Figure collection entries:
## Begin
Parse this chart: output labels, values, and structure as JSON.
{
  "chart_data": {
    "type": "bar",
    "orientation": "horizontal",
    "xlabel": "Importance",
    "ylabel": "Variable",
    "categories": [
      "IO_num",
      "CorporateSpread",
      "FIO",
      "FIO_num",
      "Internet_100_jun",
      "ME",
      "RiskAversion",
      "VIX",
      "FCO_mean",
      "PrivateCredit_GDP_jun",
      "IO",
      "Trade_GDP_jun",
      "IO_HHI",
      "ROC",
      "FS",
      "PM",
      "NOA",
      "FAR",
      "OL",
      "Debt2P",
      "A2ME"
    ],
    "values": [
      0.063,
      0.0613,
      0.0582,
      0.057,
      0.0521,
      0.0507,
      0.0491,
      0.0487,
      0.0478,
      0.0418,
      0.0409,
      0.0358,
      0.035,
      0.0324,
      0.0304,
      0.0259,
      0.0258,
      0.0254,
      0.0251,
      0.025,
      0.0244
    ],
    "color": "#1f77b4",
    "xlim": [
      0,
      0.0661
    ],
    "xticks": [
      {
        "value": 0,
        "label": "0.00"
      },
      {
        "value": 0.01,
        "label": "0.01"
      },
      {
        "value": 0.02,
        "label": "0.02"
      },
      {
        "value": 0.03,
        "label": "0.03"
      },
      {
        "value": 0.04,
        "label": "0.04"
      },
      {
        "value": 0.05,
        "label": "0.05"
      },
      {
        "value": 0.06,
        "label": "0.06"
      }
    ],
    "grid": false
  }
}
## End
To be done - Return the material exactly as it stands.

Result of this task -
Parse this chart: output labels, values, and structure as JSON.
{
  "chart_data": {
    "type": "bar",
    "orientation": "horizontal",
    "xlabel": "Importance",
    "ylabel": "Variable",
    "categories": [
      "IO_num",
      "CorporateSpread",
      "FIO",
      "FIO_num",
      "Internet_100_jun",
      "ME",
      "RiskAversion",
      "VIX",
      "FCO_mean",
      "PrivateCredit_GDP_jun",
      "IO",
      "Trade_GDP_jun",
      "IO_HHI",
      "ROC",
      "FS",
      "PM",
      "NOA",
      "FAR",
      "OL",
      "Debt2P",
      "A2ME"
    ],
    "values": [
      0.063,
      0.0613,
      0.0582,
      0.057,
      0.0521,
      0.0507,
      0.0491,
      0.0487,
      0.0478,
      0.0418,
      0.0409,
      0.0358,
      0.035,
      0.0324,
      0.0304,
      0.0259,
      0.0258,
      0.0254,
      0.0251,
      0.025,
      0.0244
    ],
    "color": "#1f77b4",
    "xlim": [
      0,
      0.0661
    ],
    "xticks": [
      {
        "value": 0,
        "label": "0.00"
      },
      {
        "value": 0.01,
        "label": "0.01"
      },
      {
        "value": 0.02,
        "label": "0.02"
      },
      {
        "value": 0.03,
        "label": "0.03"
      },
      {
        "value": 0.04,
        "label": "0.04"
      },
      {
        "value": 0.05,
        "label": "0.05"
      },
      {
        "value": 0.06,
        "label": "0.06"
      }
    ],
    "grid": false
  }
}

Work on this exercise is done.